JOB:
Search the listing below for the string "name" and copy every line where it occurs.

DATASET:
■ ■ ■

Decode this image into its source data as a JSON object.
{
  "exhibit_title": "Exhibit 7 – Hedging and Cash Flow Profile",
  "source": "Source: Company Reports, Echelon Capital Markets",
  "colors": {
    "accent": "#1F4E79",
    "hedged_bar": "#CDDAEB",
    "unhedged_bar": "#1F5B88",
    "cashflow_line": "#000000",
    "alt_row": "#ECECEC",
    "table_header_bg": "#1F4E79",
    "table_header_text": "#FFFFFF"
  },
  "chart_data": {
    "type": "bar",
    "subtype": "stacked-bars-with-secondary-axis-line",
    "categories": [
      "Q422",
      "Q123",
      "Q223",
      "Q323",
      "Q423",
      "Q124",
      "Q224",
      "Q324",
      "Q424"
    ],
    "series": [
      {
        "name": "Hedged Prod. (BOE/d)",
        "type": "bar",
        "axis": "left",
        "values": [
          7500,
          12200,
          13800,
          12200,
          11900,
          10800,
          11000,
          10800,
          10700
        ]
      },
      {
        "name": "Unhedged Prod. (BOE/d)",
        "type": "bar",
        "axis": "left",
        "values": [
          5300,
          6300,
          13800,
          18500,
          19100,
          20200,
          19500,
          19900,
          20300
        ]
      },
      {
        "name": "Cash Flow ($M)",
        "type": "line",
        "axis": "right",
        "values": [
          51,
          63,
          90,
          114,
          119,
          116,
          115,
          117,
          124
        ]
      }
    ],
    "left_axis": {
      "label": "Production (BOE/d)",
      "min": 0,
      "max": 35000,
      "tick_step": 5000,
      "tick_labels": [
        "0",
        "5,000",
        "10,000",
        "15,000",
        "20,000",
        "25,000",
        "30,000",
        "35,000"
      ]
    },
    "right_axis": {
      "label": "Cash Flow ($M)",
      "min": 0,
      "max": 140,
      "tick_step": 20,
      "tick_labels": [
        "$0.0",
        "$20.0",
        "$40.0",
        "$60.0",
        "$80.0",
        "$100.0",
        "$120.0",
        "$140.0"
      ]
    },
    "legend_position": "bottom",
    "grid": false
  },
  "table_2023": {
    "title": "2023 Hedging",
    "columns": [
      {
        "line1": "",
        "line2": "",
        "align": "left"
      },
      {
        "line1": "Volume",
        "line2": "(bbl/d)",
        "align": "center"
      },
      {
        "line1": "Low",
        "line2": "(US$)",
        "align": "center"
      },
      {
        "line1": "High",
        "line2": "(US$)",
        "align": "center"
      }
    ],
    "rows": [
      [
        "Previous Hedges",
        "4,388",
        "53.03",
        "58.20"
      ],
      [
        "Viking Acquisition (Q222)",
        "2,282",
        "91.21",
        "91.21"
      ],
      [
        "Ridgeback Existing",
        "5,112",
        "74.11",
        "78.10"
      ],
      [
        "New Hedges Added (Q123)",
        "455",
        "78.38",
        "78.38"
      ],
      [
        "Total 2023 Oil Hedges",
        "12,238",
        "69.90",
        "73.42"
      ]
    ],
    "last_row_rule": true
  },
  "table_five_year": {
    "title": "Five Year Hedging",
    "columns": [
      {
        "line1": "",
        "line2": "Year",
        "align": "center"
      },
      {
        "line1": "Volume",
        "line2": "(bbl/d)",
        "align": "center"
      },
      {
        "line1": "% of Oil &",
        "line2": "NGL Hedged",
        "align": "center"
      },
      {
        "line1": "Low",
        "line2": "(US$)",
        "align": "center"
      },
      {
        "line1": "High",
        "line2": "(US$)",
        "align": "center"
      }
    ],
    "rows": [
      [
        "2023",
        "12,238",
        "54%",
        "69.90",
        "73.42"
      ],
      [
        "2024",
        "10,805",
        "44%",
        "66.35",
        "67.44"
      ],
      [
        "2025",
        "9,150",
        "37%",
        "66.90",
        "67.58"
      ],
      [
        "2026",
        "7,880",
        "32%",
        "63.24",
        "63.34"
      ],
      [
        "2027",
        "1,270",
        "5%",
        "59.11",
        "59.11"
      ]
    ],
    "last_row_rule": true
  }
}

■ ■ ■

RIGHT ANSWER:
        "name": "Hedged Prod. (BOE/d)",
        "name": "Unhedged Prod. (BOE/d)",
        "name": "Cash Flow ($M)",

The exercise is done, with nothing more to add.